DIRECTIVE
Where a line holds the string "type", return that line.
SUPPLIED INFORMATION start
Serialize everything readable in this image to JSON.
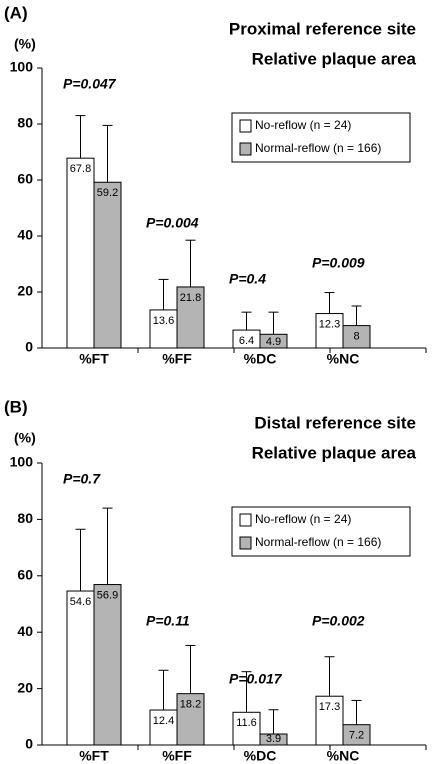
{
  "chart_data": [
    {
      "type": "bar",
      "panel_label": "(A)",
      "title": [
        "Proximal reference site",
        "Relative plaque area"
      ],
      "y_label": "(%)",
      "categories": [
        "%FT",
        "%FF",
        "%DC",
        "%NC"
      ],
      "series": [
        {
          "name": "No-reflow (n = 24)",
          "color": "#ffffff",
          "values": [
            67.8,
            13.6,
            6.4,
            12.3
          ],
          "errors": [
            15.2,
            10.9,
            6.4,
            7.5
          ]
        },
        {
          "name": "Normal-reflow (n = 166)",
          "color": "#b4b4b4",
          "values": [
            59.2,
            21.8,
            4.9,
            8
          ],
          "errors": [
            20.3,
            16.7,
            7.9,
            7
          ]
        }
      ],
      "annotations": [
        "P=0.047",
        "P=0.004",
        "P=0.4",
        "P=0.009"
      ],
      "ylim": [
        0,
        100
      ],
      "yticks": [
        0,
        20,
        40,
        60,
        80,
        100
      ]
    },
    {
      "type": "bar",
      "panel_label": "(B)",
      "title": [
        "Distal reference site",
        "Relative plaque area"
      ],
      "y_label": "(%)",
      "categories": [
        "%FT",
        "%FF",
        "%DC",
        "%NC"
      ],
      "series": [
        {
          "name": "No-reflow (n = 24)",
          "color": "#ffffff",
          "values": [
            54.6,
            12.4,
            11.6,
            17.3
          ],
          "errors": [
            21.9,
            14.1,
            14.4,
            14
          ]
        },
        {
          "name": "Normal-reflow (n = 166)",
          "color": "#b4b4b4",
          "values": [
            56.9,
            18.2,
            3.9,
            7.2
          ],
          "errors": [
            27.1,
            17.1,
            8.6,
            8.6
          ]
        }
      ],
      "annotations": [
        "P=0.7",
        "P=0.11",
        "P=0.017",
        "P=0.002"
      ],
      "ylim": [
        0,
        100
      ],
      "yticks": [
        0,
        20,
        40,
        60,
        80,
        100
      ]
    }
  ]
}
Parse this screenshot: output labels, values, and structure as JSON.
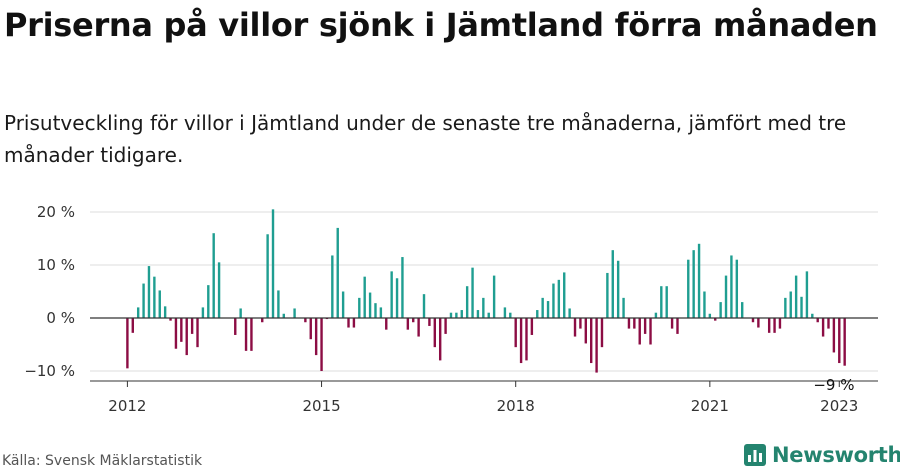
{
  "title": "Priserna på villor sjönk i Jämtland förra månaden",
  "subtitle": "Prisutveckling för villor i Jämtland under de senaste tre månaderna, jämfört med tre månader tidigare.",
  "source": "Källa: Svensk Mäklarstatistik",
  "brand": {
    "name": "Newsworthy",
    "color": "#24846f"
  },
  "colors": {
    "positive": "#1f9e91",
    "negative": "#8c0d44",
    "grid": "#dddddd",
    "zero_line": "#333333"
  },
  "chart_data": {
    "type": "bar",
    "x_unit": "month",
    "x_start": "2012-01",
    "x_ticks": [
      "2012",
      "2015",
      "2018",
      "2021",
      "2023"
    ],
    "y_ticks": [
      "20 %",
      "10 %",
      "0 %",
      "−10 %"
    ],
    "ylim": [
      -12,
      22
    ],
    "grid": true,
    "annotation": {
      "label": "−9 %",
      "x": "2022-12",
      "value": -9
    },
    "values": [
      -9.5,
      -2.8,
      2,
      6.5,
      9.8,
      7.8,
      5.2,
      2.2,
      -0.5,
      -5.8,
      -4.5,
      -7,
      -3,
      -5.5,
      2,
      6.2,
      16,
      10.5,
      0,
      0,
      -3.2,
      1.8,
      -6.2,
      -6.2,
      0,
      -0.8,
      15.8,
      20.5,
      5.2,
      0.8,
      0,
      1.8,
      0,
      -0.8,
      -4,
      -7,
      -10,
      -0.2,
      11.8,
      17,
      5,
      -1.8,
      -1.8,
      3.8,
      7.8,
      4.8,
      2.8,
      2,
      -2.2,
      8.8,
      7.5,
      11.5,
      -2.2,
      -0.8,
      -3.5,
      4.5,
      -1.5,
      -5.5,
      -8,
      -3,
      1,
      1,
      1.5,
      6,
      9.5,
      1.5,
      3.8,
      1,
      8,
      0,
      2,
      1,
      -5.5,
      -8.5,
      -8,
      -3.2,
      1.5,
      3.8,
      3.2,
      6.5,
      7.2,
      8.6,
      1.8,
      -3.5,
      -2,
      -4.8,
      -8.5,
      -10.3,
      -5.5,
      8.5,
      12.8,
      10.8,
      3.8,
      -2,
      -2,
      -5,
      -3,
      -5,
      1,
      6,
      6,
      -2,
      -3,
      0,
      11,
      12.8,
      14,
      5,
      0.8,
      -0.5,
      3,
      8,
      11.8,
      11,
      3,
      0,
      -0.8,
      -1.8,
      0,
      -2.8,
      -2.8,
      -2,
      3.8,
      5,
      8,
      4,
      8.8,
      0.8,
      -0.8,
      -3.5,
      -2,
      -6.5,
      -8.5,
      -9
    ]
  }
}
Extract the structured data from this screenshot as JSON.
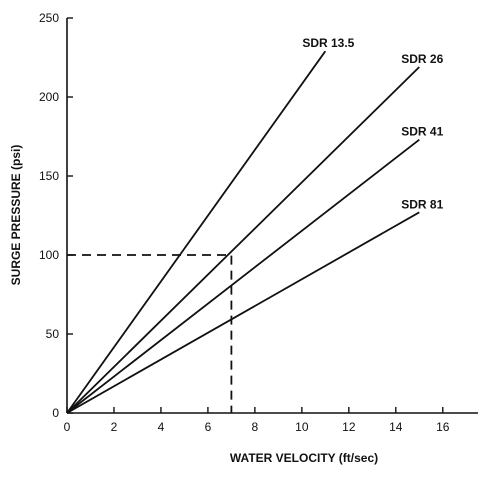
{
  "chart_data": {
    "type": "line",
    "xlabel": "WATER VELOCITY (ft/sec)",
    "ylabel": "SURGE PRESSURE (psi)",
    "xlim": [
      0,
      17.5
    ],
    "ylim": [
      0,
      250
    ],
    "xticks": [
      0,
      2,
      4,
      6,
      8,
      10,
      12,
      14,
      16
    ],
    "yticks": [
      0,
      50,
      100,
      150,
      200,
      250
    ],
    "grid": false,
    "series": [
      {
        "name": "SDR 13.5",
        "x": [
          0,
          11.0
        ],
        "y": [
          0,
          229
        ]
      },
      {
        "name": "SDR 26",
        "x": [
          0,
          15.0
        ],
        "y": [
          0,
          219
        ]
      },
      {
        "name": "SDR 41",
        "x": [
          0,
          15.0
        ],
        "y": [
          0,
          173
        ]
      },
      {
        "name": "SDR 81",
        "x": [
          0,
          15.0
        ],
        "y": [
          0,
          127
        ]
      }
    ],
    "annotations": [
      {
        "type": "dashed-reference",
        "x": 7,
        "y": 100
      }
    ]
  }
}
SUPPLIED INFORMATION end
ANSWER FOR THIS EXERCISE
      "type": "bar",
      "type": "bar",
    "type": "bar",
    "type": "line",
        "type": "dashed-reference",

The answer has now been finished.